- Problem
Reproduce each line of the material precisely.

- Information shown

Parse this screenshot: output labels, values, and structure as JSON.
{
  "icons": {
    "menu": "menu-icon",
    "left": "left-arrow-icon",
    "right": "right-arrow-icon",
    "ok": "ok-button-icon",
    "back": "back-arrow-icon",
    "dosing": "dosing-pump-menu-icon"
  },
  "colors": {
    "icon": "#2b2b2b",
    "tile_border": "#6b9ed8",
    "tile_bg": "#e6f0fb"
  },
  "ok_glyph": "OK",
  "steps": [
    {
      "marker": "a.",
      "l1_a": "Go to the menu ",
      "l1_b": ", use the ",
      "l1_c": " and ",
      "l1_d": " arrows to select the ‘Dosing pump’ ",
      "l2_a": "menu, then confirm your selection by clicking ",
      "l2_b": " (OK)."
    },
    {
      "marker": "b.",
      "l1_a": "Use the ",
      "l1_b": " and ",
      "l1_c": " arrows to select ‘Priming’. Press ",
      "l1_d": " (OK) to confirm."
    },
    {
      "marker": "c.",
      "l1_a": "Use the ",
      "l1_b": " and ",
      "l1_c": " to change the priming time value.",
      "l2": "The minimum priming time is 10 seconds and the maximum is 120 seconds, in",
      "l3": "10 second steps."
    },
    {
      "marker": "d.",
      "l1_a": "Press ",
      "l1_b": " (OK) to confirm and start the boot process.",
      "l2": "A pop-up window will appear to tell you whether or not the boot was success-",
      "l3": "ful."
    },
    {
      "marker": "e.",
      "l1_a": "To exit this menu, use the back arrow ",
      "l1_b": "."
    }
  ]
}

- The completed task
Parse this screenshot: output labels, values, and structure as JSON.
{
  "icons": {
    "menu": "menu-icon",
    "left": "left-arrow-icon",
    "right": "right-arrow-icon",
    "ok": "ok-button-icon",
    "back": "back-arrow-icon",
    "dosing": "dosing-pump-menu-icon"
  },
  "colors": {
    "icon": "#2b2b2b",
    "tile_border": "#6b9ed8",
    "tile_bg": "#e6f0fb"
  },
  "ok_glyph": "OK",
  "steps": [
    {
      "marker": "a.",
      "l1_a": "Go to the menu ",
      "l1_b": ", use the ",
      "l1_c": " and ",
      "l1_d": " arrows to select the ‘Dosing pump’ ",
      "l2_a": "menu, then confirm your selection by clicking ",
      "l2_b": " (OK)."
    },
    {
      "marker": "b.",
      "l1_a": "Use the ",
      "l1_b": " and ",
      "l1_c": " arrows to select ‘Priming’. Press ",
      "l1_d": " (OK) to confirm."
    },
    {
      "marker": "c.",
      "l1_a": "Use the ",
      "l1_b": " and ",
      "l1_c": " to change the priming time value.",
      "l2": "The minimum priming time is 10 seconds and the maximum is 120 seconds, in",
      "l3": "10 second steps."
    },
    {
      "marker": "d.",
      "l1_a": "Press ",
      "l1_b": " (OK) to confirm and start the boot process.",
      "l2": "A pop-up window will appear to tell you whether or not the boot was success-",
      "l3": "ful."
    },
    {
      "marker": "e.",
      "l1_a": "To exit this menu, use the back arrow ",
      "l1_b": "."
    }
  ]
}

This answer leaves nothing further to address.